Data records
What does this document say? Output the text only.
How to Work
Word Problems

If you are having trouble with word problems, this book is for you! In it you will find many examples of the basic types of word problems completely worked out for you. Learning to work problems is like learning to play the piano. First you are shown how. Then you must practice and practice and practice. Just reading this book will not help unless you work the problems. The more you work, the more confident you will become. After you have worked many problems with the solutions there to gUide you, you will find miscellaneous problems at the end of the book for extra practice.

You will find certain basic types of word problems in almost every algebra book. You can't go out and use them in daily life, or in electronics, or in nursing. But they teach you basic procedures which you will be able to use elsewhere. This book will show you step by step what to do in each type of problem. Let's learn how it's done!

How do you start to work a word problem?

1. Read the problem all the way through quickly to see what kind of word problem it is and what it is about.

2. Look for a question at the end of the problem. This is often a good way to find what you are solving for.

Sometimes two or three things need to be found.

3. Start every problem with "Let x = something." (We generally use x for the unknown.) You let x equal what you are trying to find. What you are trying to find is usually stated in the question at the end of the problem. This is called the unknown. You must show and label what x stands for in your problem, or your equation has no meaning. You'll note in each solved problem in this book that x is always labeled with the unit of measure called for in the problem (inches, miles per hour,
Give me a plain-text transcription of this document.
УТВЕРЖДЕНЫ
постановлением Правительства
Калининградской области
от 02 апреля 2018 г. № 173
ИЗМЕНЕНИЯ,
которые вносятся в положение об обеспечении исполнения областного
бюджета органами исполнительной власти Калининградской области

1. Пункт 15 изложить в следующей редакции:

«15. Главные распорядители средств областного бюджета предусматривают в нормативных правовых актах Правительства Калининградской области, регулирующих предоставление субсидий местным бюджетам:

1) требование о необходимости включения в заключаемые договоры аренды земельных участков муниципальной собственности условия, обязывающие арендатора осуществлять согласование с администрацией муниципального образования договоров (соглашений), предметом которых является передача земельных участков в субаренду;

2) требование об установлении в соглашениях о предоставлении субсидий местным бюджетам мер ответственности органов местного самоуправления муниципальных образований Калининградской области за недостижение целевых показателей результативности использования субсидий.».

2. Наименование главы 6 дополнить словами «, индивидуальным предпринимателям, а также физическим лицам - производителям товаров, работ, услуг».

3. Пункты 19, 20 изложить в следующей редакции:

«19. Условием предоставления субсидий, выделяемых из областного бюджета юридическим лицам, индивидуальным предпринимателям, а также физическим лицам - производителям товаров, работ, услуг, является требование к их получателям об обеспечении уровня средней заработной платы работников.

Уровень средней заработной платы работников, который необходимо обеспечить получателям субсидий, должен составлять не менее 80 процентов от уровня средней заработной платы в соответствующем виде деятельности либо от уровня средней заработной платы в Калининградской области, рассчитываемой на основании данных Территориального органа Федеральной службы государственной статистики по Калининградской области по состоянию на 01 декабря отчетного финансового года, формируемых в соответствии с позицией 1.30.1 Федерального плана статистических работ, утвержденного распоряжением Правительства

:: Exercise requirements ::
Restate the data above exactly, keeping each word as it stands.

:: Expected answer ::
What does this document say? Output the text only.
How to Work
Word Problems

If you are having trouble with word problems, this book is for you! In it you will find many examples of the basic types of word problems completely worked out for you. Learning to work problems is like learning to play the piano. First you are shown how. Then you must practice and practice and practice. Just reading this book will not help unless you work the problems. The more you work, the more confident you will become. After you have worked many problems with the solutions there to gUide you, you will find miscellaneous problems at the end of the book for extra practice.

You will find certain basic types of word problems in almost every algebra book. You can't go out and use them in daily life, or in electronics, or in nursing. But they teach you basic procedures which you will be able to use elsewhere. This book will show you step by step what to do in each type of problem. Let's learn how it's done!

How do you start to work a word problem?

1. Read the problem all the way through quickly to see what kind of word problem it is and what it is about.

2. Look for a question at the end of the problem. This is often a good way to find what you are solving for.

Sometimes two or three things need to be found.

3. Start every problem with "Let x = something." (We generally use x for the unknown.) You let x equal what you are trying to find. What you are trying to find is usually stated in the question at the end of the problem. This is called the unknown. You must show and label what x stands for in your problem, or your equation has no meaning. You'll note in each solved problem in this book that x is always labeled with the unit of measure called for in the problem (inches, miles per hour,
Give me a plain-text transcription of this document.
УТВЕРЖДЕНЫ
постановлением Правительства
Калининградской области
от 02 апреля 2018 г. № 173
ИЗМЕНЕНИЯ,
которые вносятся в положение об обеспечении исполнения областного
бюджета органами исполнительной власти Калининградской области

1. Пункт 15 изложить в следующей редакции:

«15. Главные распорядители средств областного бюджета предусматривают в нормативных правовых актах Правительства Калининградской области, регулирующих предоставление субсидий местным бюджетам:

1) требование о необходимости включения в заключаемые договоры аренды земельных участков муниципальной собственности условия, обязывающие арендатора осуществлять согласование с администрацией муниципального образования договоров (соглашений), предметом которых является передача земельных участков в субаренду;

2) требование об установлении в соглашениях о предоставлении субсидий местным бюджетам мер ответственности органов местного самоуправления муниципальных образований Калининградской области за недостижение целевых показателей результативности использования субсидий.».

2. Наименование главы 6 дополнить словами «, индивидуальным предпринимателям, а также физическим лицам - производителям товаров, работ, услуг».

3. Пункты 19, 20 изложить в следующей редакции:

«19. Условием предоставления субсидий, выделяемых из областного бюджета юридическим лицам, индивидуальным предпринимателям, а также физическим лицам - производителям товаров, работ, услуг, является требование к их получателям об обеспечении уровня средней заработной платы работников.

Уровень средней заработной платы работников, который необходимо обеспечить получателям субсидий, должен составлять не менее 80 процентов от уровня средней заработной платы в соответствующем виде деятельности либо от уровня средней заработной платы в Калининградской области, рассчитываемой на основании данных Территориального органа Федеральной службы государственной статистики по Калининградской области по состоянию на 01 декабря отчетного финансового года, формируемых в соответствии с позицией 1.30.1 Федерального плана статистических работ, утвержденного распоряжением Правительства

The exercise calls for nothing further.